§ Selected excerpt:
# Painting Ad22vf Calipers and color



## LIUSPEED (May 29, 2002)

ok i need some opinions on what procedure i need to paint my ad22vf calipers and also need a lil help with what color i should paint.

i have a choice between aluminum and gloss black.

give me your opinions on which one is best color with the stock se-r rims.

any help on painting would be greatly appreciated.


thanks.

EDIT :

oh ya my car is champagne color.. it like a tint of gold on silver .. thanks :thumbup:


----------



## Token Moron (Mar 28, 2003)

a silver color would look good


----------



## Ninety-Nine SE-L (May 5, 2002)

paint them something, it'll keep them newer looking and they won't rust.


----------



## pete? (Jul 6, 2004)

i say black i have the exact same color (i belive nissan calls it platnum silver or something) and the exact same wheels the gloss black would look good cuz there small and it wont draw alot of attention but if your looking for it it will look real nice


----------



## Gimp (Jun 9, 2002)

aw....come on liu....paint them pink. 


KIDDING!!! If you could chrome them, it'd be cool.


----------



## Wufaded (Oct 15, 2003)

I think *RED* would look good with your color car, but the silver/aluminum color would work also. Up to you if you want to draw attention to your spiffy new calipers.....


----------



## asleepz (Feb 24, 2004)

For some reason I think Red calipers look good with any color car


----------



## pete? (Jul 6, 2004)

SKD_Tech said:


> For some reason I think Red calipers look good with any color car


i agree but i think it looks kinda dumb if u have the stock calipers on ur car i was thinking about making myne red but then i realized hey i forgot i have drums on the back so im just gona paint myne black instead of the gentle hue of rust


----------



## Ninety-Nine SE-L (May 5, 2002)

Jus don't paint the drums 

I painted all 4 of my calipers red, but I got a red car . I have yet to install them. I gotta rebuild the AD22s and get some pads/brakelines.


----------



## pete? (Jul 6, 2004)

im gona paint the drums but black just so they dont rust any more maby ill paint them flat black so they dont draw attention.........OH! for get that im gona buy those "brake rotor imitation things!"


----------



## xbrandonx (Mar 27, 2004)

1.6pete said:


> im gona paint the drums but black just so they dont rust any more maby ill paint them flat black so they dont draw attention.........OH! for get that im gona buy those "brake rotor imitation things!"


I sanded the rust off and painted them to prevet further rust. havn't touched my calipers yet though.


----------



## pete? (Jul 6, 2004)

xbrandonx said:


> I sanded the rust off and painted them to prevet further rust. havn't touched my calipers yet though.

§ Exercises:
A. In the caliper-painting thread, which two colors is the first poster choosing between?
B. Please rewrite the paragraph of the caliper-painting thread that begins "I painted all 4 of my calipers red" as a short bulleted list.
C. Summarize the caliper-painting thread in two sentences.

Layout coordinate data:
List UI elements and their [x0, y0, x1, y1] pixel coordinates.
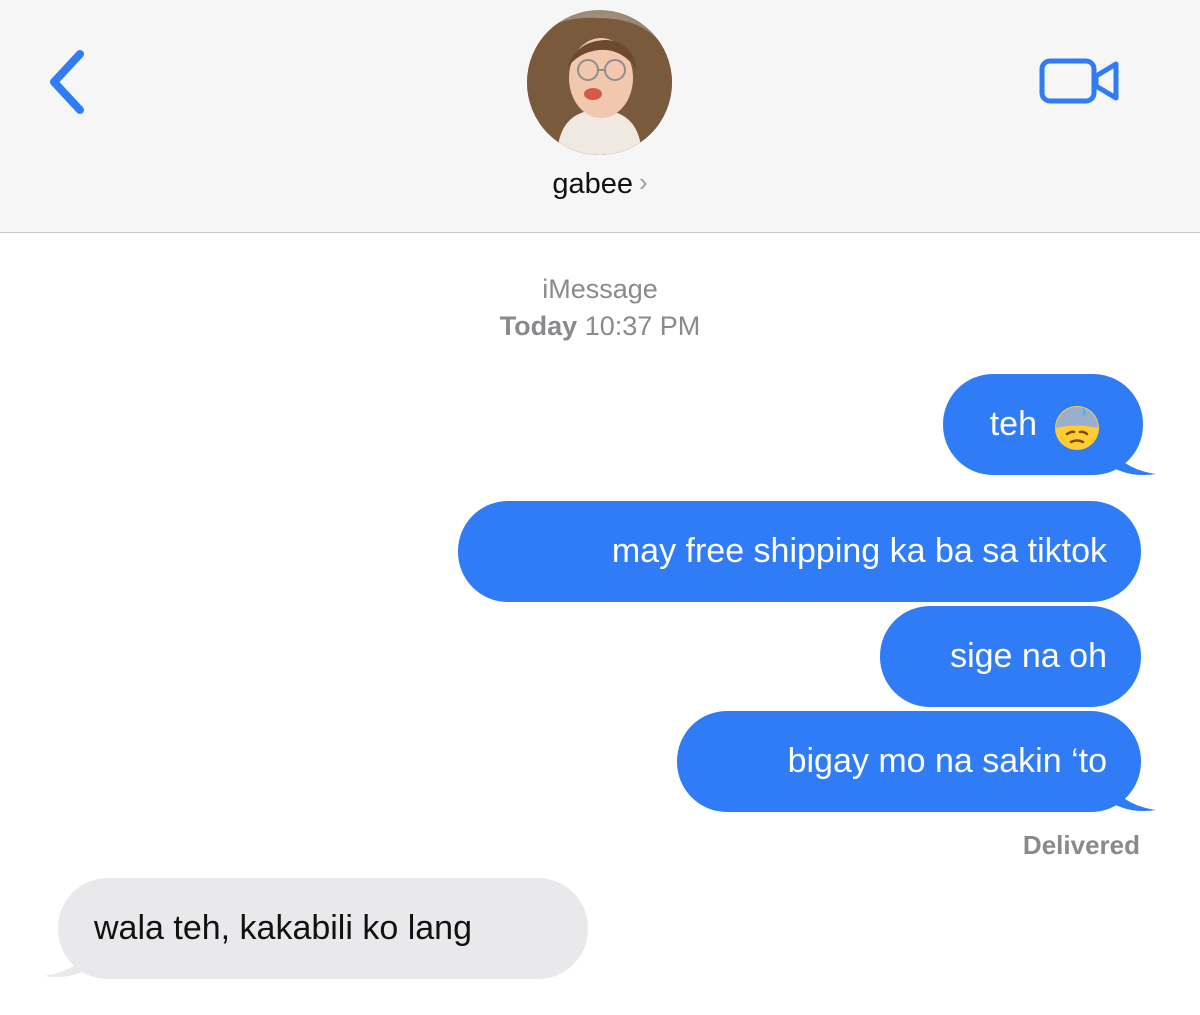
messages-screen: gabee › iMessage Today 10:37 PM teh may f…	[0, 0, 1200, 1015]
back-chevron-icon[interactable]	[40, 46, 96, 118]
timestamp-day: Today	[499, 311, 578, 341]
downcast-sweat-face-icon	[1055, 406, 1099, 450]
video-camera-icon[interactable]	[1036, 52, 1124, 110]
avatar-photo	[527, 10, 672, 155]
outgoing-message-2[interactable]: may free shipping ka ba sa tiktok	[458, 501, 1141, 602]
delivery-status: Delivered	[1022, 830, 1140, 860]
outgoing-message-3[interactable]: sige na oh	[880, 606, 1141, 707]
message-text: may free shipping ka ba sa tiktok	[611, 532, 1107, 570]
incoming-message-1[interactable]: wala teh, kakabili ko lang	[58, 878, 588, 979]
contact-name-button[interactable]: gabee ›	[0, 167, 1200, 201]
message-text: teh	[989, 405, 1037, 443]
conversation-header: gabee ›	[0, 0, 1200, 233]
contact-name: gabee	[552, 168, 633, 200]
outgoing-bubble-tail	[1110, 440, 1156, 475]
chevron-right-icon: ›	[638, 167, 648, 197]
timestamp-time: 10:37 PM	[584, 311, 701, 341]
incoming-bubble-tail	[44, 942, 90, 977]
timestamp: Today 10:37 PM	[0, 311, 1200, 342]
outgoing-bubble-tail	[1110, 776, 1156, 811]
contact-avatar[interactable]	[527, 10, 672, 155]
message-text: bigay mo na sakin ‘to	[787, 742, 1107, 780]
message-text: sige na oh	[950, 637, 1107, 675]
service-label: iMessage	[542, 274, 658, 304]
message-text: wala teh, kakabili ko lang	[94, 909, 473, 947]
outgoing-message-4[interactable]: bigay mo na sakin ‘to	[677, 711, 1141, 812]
...
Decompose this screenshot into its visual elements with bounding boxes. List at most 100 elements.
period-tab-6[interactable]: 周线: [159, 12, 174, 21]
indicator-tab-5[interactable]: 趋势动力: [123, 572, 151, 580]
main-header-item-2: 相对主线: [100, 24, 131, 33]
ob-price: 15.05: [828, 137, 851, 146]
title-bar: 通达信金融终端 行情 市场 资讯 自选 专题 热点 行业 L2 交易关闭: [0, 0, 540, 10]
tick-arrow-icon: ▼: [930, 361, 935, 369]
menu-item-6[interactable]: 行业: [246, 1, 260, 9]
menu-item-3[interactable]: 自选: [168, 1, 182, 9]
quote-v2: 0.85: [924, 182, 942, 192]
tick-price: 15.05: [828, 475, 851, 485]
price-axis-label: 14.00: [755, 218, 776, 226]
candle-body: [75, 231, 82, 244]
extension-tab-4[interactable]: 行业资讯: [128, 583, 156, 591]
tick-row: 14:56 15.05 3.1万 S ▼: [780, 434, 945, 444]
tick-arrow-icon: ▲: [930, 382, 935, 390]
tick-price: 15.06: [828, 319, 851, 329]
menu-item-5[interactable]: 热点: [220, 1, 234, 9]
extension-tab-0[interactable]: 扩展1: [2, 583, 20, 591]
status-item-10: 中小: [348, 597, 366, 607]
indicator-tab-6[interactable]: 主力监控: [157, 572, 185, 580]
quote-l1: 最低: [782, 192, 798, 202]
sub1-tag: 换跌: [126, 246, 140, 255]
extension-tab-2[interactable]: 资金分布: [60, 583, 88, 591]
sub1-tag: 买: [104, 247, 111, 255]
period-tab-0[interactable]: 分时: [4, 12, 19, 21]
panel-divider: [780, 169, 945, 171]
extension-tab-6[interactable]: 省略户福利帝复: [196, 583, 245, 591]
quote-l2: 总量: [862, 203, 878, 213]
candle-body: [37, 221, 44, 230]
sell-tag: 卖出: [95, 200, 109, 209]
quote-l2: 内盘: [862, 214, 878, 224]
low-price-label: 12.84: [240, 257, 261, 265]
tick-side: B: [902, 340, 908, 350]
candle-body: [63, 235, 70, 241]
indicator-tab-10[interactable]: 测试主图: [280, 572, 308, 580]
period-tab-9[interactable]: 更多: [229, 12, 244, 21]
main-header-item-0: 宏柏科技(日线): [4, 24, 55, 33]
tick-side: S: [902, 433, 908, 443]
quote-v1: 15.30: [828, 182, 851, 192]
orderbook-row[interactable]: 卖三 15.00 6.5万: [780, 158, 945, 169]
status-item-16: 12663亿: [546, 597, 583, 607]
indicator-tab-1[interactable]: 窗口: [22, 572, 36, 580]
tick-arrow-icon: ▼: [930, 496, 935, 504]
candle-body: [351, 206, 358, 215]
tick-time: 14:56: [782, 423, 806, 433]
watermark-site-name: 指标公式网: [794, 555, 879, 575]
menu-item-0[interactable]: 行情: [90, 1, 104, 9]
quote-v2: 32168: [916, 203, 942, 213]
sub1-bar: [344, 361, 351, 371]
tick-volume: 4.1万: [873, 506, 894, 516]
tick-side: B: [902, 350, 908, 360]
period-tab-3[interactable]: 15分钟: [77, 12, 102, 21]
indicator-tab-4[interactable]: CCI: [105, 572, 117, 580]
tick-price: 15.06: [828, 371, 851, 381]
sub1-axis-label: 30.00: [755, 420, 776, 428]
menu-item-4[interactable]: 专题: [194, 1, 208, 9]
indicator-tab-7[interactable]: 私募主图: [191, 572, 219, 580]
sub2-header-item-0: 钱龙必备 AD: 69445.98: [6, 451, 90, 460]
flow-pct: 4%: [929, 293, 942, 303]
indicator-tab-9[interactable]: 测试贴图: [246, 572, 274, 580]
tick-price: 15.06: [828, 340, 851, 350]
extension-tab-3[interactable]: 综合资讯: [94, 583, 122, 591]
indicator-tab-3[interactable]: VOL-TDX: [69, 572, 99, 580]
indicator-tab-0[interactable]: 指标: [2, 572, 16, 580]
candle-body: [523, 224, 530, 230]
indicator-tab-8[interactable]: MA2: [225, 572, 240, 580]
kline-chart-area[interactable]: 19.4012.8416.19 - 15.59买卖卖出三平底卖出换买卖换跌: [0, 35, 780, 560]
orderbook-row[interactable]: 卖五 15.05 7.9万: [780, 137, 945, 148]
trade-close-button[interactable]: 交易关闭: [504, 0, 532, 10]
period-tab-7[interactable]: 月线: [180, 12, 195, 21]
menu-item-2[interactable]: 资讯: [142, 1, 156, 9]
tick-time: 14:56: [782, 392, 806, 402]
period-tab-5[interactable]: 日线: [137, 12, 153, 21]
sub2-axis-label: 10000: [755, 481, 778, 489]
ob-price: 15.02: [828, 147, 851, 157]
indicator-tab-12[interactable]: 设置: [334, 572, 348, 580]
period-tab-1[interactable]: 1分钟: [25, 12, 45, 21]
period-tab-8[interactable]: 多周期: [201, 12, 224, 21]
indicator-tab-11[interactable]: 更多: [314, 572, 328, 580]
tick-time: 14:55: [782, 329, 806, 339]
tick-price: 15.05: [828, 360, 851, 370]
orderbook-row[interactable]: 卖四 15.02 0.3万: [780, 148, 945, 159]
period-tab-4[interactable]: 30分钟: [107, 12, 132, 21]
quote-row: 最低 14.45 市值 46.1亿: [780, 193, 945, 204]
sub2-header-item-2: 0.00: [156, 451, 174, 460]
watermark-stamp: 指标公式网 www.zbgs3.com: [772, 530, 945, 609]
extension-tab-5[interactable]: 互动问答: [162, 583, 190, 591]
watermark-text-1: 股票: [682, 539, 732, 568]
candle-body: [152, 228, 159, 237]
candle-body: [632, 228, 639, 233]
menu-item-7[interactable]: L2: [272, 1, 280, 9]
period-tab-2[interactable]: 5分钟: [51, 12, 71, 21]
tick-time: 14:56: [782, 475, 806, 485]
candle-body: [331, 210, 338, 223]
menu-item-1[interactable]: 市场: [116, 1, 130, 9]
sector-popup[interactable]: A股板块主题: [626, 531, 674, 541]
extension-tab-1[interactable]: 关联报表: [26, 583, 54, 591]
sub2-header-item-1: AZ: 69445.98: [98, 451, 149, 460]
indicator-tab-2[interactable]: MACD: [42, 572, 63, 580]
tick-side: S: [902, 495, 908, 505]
---
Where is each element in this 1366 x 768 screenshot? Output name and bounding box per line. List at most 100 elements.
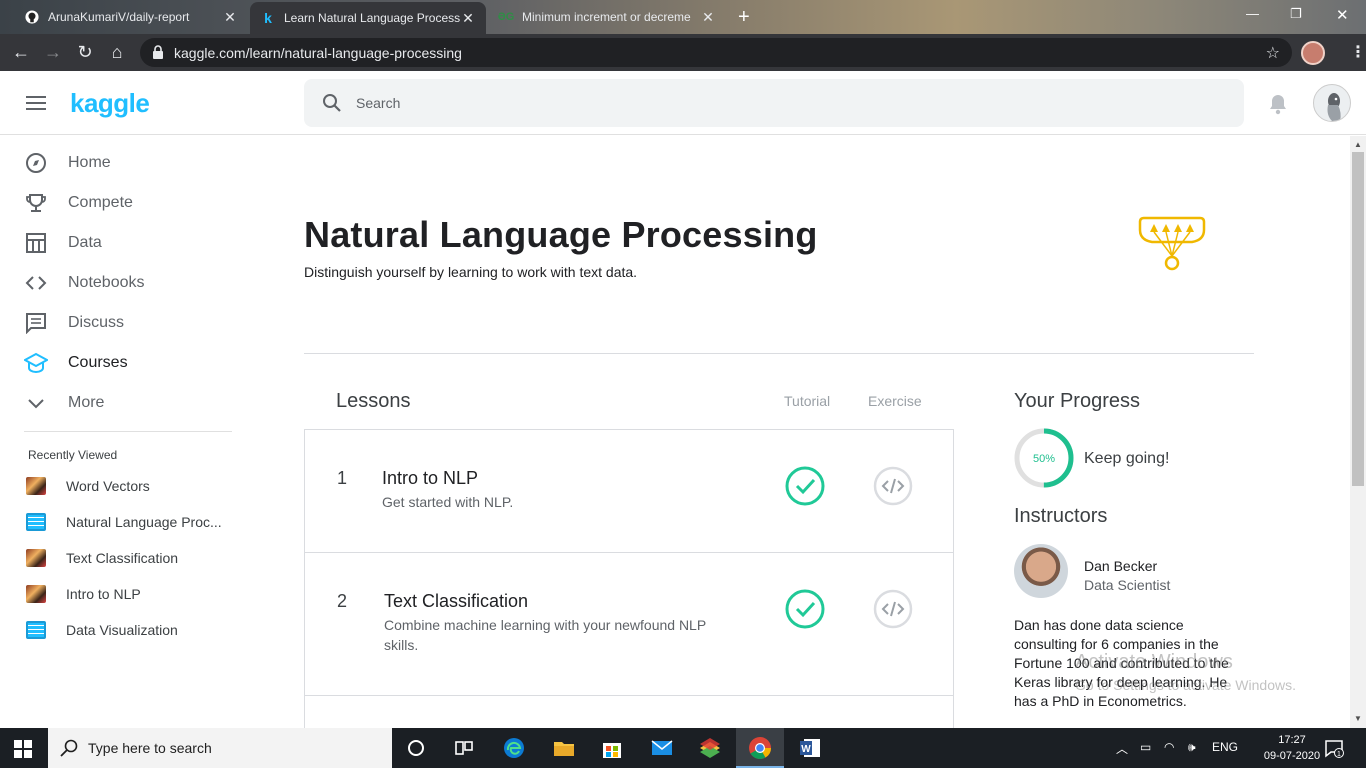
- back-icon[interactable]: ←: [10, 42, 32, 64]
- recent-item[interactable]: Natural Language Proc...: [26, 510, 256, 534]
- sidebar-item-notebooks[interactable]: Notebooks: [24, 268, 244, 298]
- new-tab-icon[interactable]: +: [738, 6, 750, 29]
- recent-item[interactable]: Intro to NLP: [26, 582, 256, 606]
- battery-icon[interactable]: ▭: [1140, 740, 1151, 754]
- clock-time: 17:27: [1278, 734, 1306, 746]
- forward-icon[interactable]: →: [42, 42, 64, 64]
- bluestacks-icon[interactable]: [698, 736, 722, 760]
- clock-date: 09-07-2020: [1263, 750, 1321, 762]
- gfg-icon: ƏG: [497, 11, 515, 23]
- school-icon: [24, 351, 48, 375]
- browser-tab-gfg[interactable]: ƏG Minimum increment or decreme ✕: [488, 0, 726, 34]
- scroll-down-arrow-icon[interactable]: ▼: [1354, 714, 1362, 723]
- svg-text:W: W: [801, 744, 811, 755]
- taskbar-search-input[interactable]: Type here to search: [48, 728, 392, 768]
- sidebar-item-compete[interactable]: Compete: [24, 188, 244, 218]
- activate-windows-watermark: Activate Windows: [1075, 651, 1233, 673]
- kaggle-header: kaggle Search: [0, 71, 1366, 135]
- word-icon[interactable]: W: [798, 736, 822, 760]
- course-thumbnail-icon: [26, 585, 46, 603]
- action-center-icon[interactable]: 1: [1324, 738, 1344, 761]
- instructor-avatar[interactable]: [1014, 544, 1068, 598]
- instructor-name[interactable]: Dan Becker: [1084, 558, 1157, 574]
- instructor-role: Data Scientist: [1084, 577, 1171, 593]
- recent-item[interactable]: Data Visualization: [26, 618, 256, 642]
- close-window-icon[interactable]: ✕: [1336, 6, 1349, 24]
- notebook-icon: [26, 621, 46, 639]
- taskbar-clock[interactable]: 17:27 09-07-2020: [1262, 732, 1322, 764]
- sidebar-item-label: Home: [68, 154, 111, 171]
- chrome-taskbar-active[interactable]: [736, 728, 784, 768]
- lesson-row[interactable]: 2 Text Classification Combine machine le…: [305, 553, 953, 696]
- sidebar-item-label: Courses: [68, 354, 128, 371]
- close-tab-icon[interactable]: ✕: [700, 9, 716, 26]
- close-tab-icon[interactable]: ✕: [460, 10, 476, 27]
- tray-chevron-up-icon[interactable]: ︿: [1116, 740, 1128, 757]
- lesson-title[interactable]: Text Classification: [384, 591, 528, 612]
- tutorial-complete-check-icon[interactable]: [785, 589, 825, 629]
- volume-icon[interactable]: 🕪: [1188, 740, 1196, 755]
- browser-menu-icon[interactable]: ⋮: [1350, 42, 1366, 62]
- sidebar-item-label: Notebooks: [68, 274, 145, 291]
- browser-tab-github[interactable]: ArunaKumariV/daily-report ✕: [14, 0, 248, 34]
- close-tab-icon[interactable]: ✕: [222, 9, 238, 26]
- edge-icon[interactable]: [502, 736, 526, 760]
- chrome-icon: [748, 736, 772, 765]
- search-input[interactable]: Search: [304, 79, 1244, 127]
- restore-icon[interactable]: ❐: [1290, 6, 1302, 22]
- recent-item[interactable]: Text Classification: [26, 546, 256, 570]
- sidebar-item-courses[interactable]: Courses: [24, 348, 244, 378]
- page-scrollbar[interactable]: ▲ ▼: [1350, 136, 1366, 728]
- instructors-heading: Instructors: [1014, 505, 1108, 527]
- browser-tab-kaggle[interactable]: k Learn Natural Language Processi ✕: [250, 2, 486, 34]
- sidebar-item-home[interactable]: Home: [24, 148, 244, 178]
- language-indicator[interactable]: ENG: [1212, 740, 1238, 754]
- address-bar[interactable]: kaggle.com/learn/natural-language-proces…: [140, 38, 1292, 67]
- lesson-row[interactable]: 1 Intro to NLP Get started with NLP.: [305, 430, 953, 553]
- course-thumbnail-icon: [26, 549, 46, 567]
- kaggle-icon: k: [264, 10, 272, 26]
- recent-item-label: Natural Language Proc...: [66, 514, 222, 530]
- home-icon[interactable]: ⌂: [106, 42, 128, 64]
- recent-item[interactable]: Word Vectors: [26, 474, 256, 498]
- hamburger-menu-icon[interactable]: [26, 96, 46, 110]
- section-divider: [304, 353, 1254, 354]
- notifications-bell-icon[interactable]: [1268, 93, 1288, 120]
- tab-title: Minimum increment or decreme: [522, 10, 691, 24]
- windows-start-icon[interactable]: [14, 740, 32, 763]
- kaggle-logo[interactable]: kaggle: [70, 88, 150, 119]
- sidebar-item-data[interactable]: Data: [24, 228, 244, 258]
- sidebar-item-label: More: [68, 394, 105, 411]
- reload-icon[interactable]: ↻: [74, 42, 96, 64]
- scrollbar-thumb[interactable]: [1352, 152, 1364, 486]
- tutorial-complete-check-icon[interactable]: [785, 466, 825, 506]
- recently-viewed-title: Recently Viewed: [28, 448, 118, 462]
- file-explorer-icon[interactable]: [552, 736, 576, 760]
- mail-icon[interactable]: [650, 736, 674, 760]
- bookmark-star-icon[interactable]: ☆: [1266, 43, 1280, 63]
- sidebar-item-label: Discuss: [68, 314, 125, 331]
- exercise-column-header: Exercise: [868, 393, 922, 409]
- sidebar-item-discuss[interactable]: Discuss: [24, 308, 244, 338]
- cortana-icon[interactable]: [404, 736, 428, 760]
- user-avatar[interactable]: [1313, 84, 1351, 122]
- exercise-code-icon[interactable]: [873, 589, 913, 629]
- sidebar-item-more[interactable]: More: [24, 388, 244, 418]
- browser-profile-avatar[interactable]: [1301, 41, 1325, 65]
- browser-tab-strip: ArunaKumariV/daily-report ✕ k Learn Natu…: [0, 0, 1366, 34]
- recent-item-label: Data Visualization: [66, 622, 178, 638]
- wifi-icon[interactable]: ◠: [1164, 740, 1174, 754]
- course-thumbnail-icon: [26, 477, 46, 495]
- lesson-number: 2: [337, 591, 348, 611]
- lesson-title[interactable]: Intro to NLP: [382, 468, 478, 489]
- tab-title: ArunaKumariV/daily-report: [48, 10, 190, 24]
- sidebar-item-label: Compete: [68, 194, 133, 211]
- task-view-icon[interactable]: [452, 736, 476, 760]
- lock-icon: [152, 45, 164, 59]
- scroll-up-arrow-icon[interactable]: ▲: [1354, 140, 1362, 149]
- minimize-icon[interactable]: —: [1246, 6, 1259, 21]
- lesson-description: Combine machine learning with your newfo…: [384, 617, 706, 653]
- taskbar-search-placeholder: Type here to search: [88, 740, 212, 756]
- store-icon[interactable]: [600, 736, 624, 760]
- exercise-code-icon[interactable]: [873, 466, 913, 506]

§ The solutions:
A. Aluminum and gloss black.

B.
- Painted all four calipers red
- Has a red car
- Has not installed them yet
- Needs to rebuild the AD22s and get pads and brake lines

C. A member asks how to paint AD22VF calipers and whether aluminum or gloss black would look better with stock SE-R rims on a champagne-colored car. Replies suggest silver, gloss black, red or chrome, note that paint keeps calipers looking newer and stops rust, and some members describe painting their own calipers or drums.